SUPPLIED MATERIAL
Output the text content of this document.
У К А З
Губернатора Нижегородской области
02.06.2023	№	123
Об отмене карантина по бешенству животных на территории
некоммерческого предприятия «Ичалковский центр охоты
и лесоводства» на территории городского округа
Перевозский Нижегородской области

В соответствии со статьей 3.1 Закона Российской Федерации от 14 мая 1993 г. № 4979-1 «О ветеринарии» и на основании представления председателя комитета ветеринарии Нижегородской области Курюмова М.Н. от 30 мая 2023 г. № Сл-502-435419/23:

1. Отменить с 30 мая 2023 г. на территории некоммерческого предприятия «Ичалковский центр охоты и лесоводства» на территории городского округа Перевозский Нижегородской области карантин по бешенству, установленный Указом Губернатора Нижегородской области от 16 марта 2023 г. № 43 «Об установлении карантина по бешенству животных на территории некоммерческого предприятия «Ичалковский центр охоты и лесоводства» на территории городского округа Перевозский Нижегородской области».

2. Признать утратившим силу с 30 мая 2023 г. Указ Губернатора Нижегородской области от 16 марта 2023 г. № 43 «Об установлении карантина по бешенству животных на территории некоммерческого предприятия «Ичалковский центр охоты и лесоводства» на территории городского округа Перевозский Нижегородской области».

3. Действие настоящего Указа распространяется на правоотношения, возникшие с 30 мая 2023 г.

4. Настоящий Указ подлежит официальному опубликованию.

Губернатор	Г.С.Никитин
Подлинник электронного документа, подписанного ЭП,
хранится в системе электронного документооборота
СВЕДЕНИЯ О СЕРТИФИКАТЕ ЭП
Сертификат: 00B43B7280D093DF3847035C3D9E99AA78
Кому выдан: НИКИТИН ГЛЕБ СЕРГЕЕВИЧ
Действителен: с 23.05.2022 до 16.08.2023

WORK TO DO
Return each line of the data that contains the string "электронного".

CORRECT RESPONSE
Подлинник электронного документа, подписанного ЭП,
хранится в системе электронного документооборота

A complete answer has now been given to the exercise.